**Source passage**.

----------------

The SCE completes the RMW sequence begun by the preceding LLE instruction executed on the processor. To complete the RMW sequence atomically, the following occurs:
The least-significant 32-bit word of GPR rt is stored to memory at the location specified by the aligned effective address.
A 1, indicating success, is written into GPR rt.
Otherwise, memory is not modified and a 0, indicating failure, is written into GPR rt.
If either of the following events occurs between the execution of LL and SC, the SC fails:
A coherent store is completed by another processor or coherent I/O module into the block of synchronizable physical memory containing the word. The size and alignment of the block is implementation dependent, but it is at least one word and at most the minimum page size.
An ERET instruction is executed.
If either of the following events occurs between the execution of LLE and SCE, the SCE may succeed or it may fail; the success or failure is not predictable. Portable programs should not cause one of these events.
A memory access instruction (load, store, or prefetch) is executed on the processor executing the LLE/SCE.

----------------

Dataset excerpt

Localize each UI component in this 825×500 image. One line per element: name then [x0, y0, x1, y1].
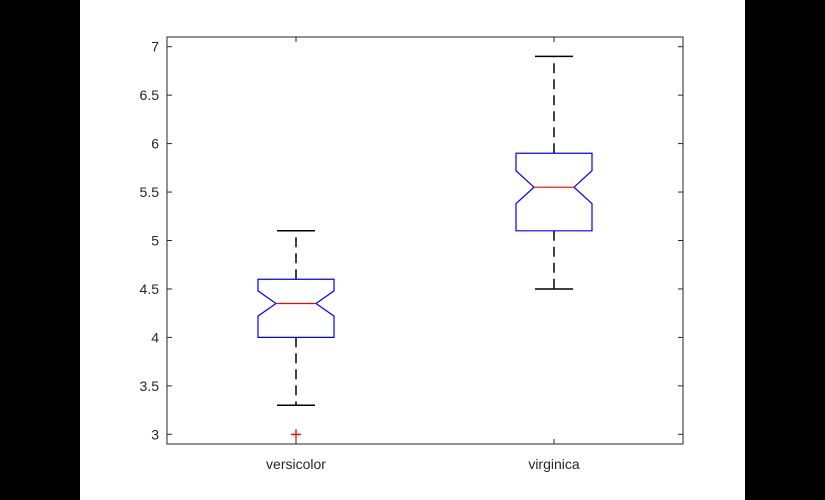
notched-box — [257, 278, 335, 339]
box-versicolor — [257, 230, 335, 440]
y-tick-label: 3 — [151, 426, 159, 442]
notched-box — [515, 152, 593, 232]
y-tick-label: 3.5 — [140, 378, 160, 394]
boxes — [257, 55, 593, 440]
figure-canvas: 3 3.5 4 4.5 5 5.5 6 6.5 7 versicolor virginica — [80, 0, 745, 500]
y-tick-label: 7 — [151, 39, 159, 55]
boxplot-chart: 3 3.5 4 4.5 5 5.5 6 6.5 7 versicolor virginica — [140, 36, 684, 472]
y-tick-label: 5.5 — [140, 184, 160, 200]
plot-area — [166, 36, 684, 445]
y-tick-label: 6.5 — [140, 87, 160, 103]
y-tick-label: 4 — [151, 329, 159, 345]
x-tick-label: virginica — [528, 456, 580, 472]
outlier-marker — [291, 429, 301, 440]
y-tick-label: 6 — [151, 136, 159, 152]
axes-frame — [166, 36, 684, 445]
y-tick-label: 5 — [151, 233, 159, 249]
y-axis: 3 3.5 4 4.5 5 5.5 6 6.5 7 — [140, 39, 683, 442]
x-tick-label: versicolor — [266, 456, 326, 472]
x-axis: versicolor virginica — [266, 37, 580, 472]
y-tick-label: 4.5 — [140, 281, 160, 297]
box-virginica — [515, 55, 593, 290]
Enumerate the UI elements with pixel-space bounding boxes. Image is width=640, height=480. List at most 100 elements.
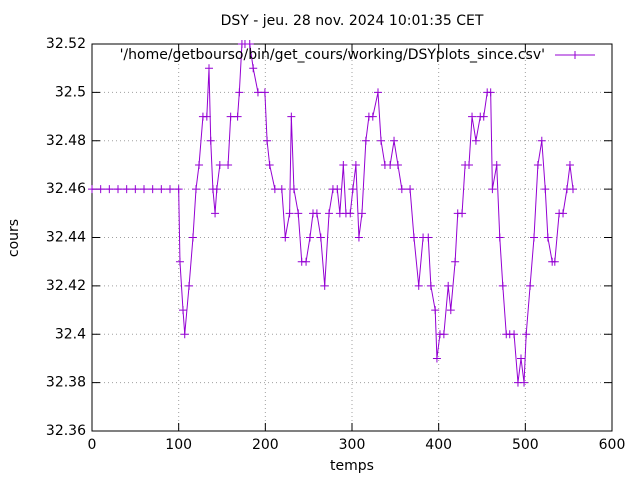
data-point bbox=[320, 281, 329, 290]
data-point bbox=[424, 233, 433, 242]
data-point bbox=[224, 160, 233, 169]
data-point bbox=[305, 233, 314, 242]
data-point bbox=[517, 354, 525, 363]
data-point bbox=[479, 112, 488, 121]
data-point bbox=[205, 64, 213, 73]
data-point bbox=[486, 88, 495, 97]
data-point bbox=[192, 185, 200, 194]
data-point bbox=[185, 281, 194, 290]
data-point bbox=[325, 209, 334, 218]
data-point bbox=[432, 354, 441, 363]
data-point bbox=[492, 160, 501, 169]
legend-swatch bbox=[571, 51, 579, 59]
data-point bbox=[444, 281, 453, 290]
x-tick-label: 600 bbox=[599, 437, 626, 453]
data-point bbox=[206, 136, 215, 145]
data-point bbox=[465, 160, 473, 169]
y-tick-label: 32.52 bbox=[46, 36, 86, 52]
data-point bbox=[541, 185, 550, 194]
y-tick-label: 32.46 bbox=[46, 181, 86, 197]
data-point bbox=[537, 136, 546, 145]
data-point bbox=[569, 185, 577, 194]
legend-label: '/home/getbourso/bin/get_cours/working/D… bbox=[120, 47, 545, 63]
data-point bbox=[174, 185, 183, 194]
y-tick-label: 32.36 bbox=[46, 423, 86, 439]
data-point bbox=[451, 257, 460, 266]
data-point bbox=[488, 185, 497, 194]
data-point bbox=[148, 185, 157, 194]
data-point bbox=[526, 281, 535, 290]
data-point bbox=[361, 136, 370, 145]
y-tick-label: 32.48 bbox=[46, 133, 86, 149]
data-point bbox=[339, 160, 348, 169]
data-point bbox=[458, 209, 467, 218]
data-point bbox=[386, 160, 395, 169]
data-point bbox=[235, 88, 244, 97]
data-point bbox=[294, 209, 303, 218]
data-point bbox=[565, 160, 574, 169]
data-point bbox=[180, 330, 189, 339]
data-point bbox=[122, 185, 131, 194]
data-point bbox=[406, 185, 415, 194]
data-point bbox=[397, 185, 406, 194]
data-point bbox=[498, 281, 507, 290]
data-point bbox=[179, 306, 187, 315]
data-point bbox=[202, 112, 211, 121]
data-point bbox=[431, 306, 440, 315]
x-tick-label: 500 bbox=[512, 437, 539, 453]
data-point bbox=[265, 160, 274, 169]
data-point bbox=[233, 112, 242, 121]
data-point bbox=[471, 136, 480, 145]
data-point bbox=[312, 209, 321, 218]
y-axis-label: cours bbox=[6, 219, 22, 257]
series-line bbox=[92, 43, 574, 383]
data-point bbox=[354, 233, 363, 242]
data-point bbox=[393, 160, 402, 169]
plot-border bbox=[91, 43, 613, 432]
data-point bbox=[285, 209, 294, 218]
y-tick-label: 32.42 bbox=[46, 278, 86, 294]
data-point bbox=[510, 330, 519, 339]
data-point bbox=[368, 112, 377, 121]
data-point bbox=[114, 185, 122, 194]
y-tick-label: 32.5 bbox=[55, 84, 86, 100]
data-point bbox=[260, 88, 269, 97]
data-point bbox=[522, 330, 531, 339]
data-point bbox=[333, 185, 342, 194]
data-point bbox=[439, 330, 448, 339]
y-tick-label: 32.38 bbox=[46, 375, 86, 391]
data-point bbox=[550, 257, 559, 266]
data-point bbox=[377, 136, 386, 145]
data-point bbox=[495, 233, 504, 242]
data-point bbox=[215, 160, 224, 169]
data-point bbox=[287, 112, 296, 121]
data-point bbox=[468, 112, 477, 121]
data-point bbox=[346, 209, 355, 218]
data-point bbox=[96, 185, 105, 194]
x-tick-label: 0 bbox=[88, 437, 97, 453]
data-point bbox=[559, 209, 568, 218]
data-point bbox=[88, 185, 96, 194]
data-point bbox=[409, 233, 418, 242]
data-point bbox=[188, 233, 197, 242]
data-point bbox=[289, 185, 298, 194]
data-point bbox=[226, 112, 235, 121]
data-point bbox=[166, 185, 174, 194]
data-point bbox=[390, 136, 399, 145]
x-tick-label: 300 bbox=[339, 437, 366, 453]
data-point bbox=[211, 209, 220, 218]
data-point bbox=[281, 233, 290, 242]
data-point bbox=[374, 88, 382, 97]
data-point bbox=[302, 257, 311, 266]
x-tick-label: 400 bbox=[425, 437, 452, 453]
data-point bbox=[105, 185, 114, 194]
data-point bbox=[414, 281, 423, 290]
data-point bbox=[348, 185, 357, 194]
data-point bbox=[249, 64, 258, 73]
data-point bbox=[316, 233, 325, 242]
data-point bbox=[263, 136, 272, 145]
data-point bbox=[277, 185, 286, 194]
data-point bbox=[426, 281, 435, 290]
data-point bbox=[530, 233, 538, 242]
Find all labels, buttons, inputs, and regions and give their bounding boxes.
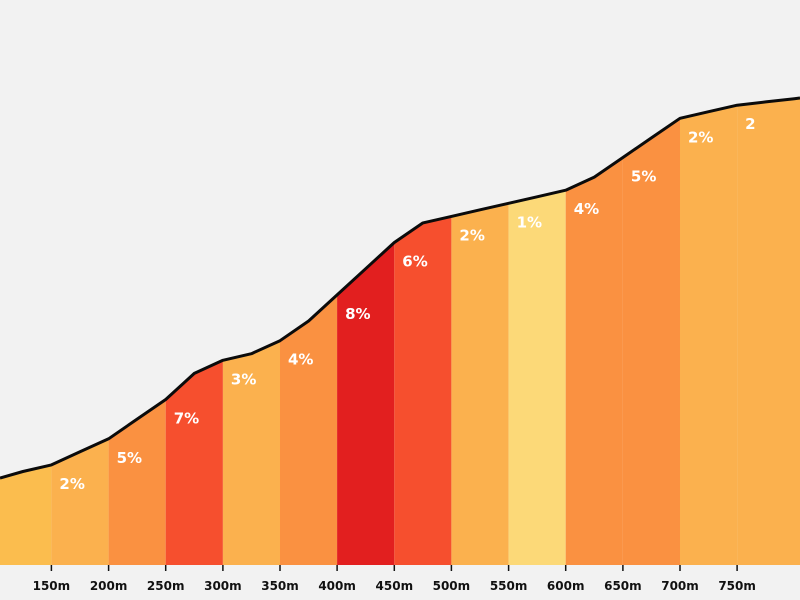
x-tick-label-1: 200m [90, 579, 128, 593]
grade-segment-1 [51, 438, 109, 565]
grade-segment-10 [565, 157, 623, 565]
grade-label-2: 5% [117, 449, 142, 467]
grade-label-11: 5% [631, 168, 656, 186]
x-tick-label-9: 600m [547, 579, 585, 593]
grade-segment-12 [680, 105, 738, 565]
x-tick-label-5: 400m [318, 579, 356, 593]
grade-segment-9 [508, 190, 566, 565]
grade-labels: 2% 5% 7% 3% 4% 8% 6% 2% 1% 4% 5% 2% 2 [59, 115, 755, 493]
grade-label-8: 2% [459, 226, 484, 244]
x-tick-label-6: 450m [376, 579, 414, 593]
x-tick-label-7: 500m [433, 579, 471, 593]
grade-segment-7 [394, 216, 452, 565]
x-tick-label-2: 250m [147, 579, 185, 593]
grade-label-13: 2 [745, 115, 755, 133]
x-tick-label-11: 700m [661, 579, 699, 593]
grade-label-9: 1% [517, 213, 542, 231]
grade-segment-5 [280, 294, 338, 565]
x-tick-label-3: 300m [204, 579, 242, 593]
grade-segment-2 [108, 399, 166, 565]
grade-label-6: 8% [345, 305, 370, 323]
x-tick-label-8: 550m [490, 579, 528, 593]
grade-segment-0 [0, 464, 52, 565]
x-tick-label-4: 350m [261, 579, 299, 593]
grade-label-10: 4% [574, 200, 599, 218]
grade-label-4: 3% [231, 370, 256, 388]
grade-segment-3 [165, 360, 223, 565]
x-tick-label-12: 750m [718, 579, 756, 593]
grade-segment-11 [622, 118, 680, 566]
grade-segments [0, 98, 800, 566]
x-tick-label-0: 150m [33, 579, 71, 593]
grade-label-5: 4% [288, 351, 313, 369]
elevation-profile-line [0, 96, 800, 480]
x-axis-ticks: 150m 200m 250m 300m 350m 400m 450m 500m 550m 600m… [33, 565, 756, 593]
grade-label-3: 7% [174, 410, 199, 428]
grade-label-12: 2% [688, 128, 713, 146]
grade-label-1: 2% [59, 475, 84, 493]
x-tick-label-10: 650m [604, 579, 642, 593]
grade-segment-13 [737, 98, 800, 565]
grade-segment-4 [222, 340, 280, 565]
grade-label-7: 6% [402, 253, 427, 271]
grade-segment-6 [337, 242, 395, 565]
grade-segment-8 [451, 203, 509, 566]
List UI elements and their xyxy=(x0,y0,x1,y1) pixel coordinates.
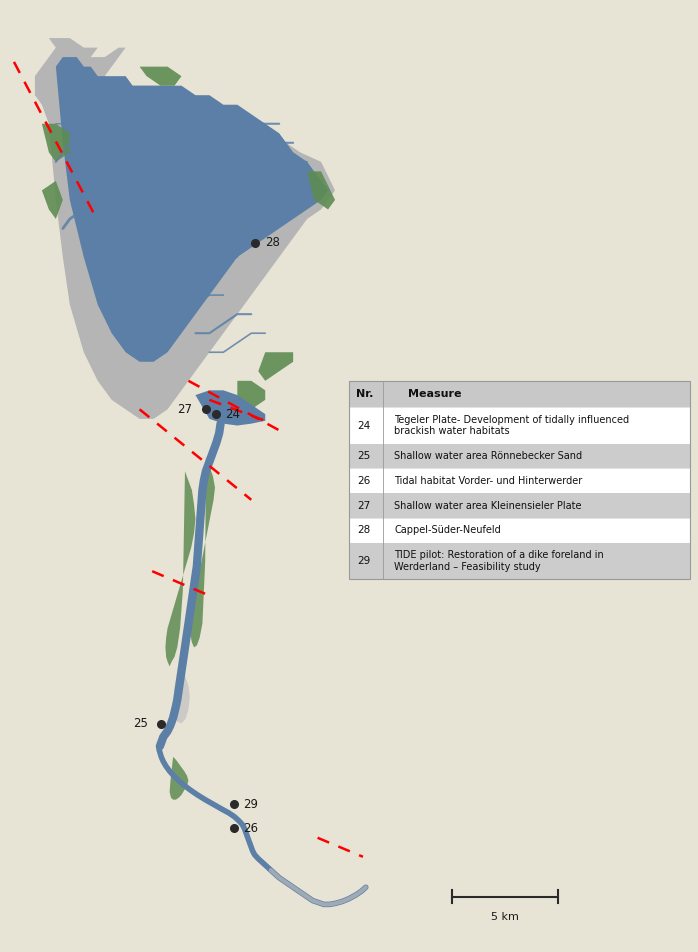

----------------

Rewrite the passage on the SCE instruction, beginning at the words "A 1, indicating" and stopping after "minimum page size.", substituting "register rt" for each occurrence of "GPR rt".

**Result**.
A 1, indicating success, is written into register rt.
Otherwise, memory is not modified and a 0, indicating failure, is written into register rt.
If either of the following events occurs between the execution of LL and SC, the SC fails:
A coherent store is completed by another processor or coherent I/O module into the block of synchronizable physical memory containing the word. The size and alignment of the block is implementation dependent, but it is at least one word and at most the minimum page size.